Problem: Copy the lines holding the word "كثير", all of them.

Extracted records:
..............................

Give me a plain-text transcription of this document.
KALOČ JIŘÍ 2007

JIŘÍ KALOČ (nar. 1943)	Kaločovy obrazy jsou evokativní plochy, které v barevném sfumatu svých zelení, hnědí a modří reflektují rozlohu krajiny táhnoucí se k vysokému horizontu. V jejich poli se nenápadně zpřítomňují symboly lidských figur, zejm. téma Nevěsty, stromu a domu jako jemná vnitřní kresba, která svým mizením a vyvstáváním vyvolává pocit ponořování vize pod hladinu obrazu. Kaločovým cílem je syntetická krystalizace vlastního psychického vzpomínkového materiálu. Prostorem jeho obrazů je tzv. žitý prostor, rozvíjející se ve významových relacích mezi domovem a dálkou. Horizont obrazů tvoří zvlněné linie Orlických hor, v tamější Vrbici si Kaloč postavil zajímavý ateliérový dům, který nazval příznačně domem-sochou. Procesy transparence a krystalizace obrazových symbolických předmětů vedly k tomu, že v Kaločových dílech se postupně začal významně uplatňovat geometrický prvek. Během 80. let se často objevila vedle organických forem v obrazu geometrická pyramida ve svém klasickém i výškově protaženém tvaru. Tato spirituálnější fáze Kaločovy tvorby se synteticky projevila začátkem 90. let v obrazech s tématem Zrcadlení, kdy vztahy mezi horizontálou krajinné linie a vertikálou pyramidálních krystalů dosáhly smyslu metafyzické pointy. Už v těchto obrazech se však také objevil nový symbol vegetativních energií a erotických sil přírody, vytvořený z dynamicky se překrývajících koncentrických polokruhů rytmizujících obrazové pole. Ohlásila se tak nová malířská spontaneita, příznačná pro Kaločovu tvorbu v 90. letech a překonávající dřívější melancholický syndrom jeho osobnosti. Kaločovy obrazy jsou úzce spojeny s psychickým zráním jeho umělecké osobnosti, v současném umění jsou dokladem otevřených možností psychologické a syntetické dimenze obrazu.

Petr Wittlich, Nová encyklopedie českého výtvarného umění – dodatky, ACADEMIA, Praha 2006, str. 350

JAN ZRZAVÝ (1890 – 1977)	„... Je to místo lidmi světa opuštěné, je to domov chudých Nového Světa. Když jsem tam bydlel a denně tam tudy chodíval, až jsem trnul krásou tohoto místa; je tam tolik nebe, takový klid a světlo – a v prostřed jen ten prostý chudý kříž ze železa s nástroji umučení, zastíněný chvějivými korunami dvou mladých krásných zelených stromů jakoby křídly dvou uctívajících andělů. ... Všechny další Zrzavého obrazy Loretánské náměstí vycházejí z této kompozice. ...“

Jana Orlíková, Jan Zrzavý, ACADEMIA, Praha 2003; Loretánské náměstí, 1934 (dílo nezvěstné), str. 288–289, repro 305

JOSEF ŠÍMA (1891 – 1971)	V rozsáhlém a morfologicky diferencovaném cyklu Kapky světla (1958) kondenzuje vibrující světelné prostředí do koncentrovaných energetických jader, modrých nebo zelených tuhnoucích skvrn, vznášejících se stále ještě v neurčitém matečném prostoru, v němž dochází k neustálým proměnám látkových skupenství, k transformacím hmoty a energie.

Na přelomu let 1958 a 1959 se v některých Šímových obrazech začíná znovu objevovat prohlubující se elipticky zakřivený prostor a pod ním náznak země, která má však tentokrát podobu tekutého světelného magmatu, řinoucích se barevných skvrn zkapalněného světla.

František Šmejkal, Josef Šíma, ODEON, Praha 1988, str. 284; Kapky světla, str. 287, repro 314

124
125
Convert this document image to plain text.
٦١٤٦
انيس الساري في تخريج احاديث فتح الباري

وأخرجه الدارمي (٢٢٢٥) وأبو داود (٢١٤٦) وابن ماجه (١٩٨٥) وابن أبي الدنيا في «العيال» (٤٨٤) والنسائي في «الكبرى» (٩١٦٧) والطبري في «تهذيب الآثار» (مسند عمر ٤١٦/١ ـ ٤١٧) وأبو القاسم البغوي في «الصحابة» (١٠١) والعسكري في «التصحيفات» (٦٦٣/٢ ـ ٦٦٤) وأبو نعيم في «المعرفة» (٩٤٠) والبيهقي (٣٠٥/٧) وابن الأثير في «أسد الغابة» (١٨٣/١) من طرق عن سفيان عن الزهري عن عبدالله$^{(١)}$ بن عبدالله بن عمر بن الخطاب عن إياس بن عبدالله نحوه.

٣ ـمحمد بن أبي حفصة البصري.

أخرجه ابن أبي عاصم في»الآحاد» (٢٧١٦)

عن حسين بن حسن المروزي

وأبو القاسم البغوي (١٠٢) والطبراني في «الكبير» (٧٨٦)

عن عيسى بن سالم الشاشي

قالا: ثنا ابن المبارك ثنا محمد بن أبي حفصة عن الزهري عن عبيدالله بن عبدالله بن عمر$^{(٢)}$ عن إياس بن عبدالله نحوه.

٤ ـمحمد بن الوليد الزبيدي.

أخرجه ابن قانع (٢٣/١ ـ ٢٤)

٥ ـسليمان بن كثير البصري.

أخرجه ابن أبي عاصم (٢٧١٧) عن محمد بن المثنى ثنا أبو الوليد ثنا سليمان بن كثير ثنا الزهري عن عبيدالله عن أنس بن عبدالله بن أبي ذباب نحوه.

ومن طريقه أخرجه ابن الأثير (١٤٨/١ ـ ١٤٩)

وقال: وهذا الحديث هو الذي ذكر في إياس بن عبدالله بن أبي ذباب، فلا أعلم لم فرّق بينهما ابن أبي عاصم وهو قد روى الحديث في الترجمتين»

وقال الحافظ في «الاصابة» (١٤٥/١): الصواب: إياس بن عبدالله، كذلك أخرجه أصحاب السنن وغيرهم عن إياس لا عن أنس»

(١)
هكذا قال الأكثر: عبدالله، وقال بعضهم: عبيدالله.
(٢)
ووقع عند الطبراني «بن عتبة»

..............................

Reply to the task:
٥ ـسليمان بن كثير البصري.
أخرجه ابن أبي عاصم (٢٧١٧) عن محمد بن المثنى ثنا أبو الوليد ثنا سليمان بن كثير ثنا الزهري عن عبيدالله عن أنس بن عبدالله بن أبي ذباب نحوه.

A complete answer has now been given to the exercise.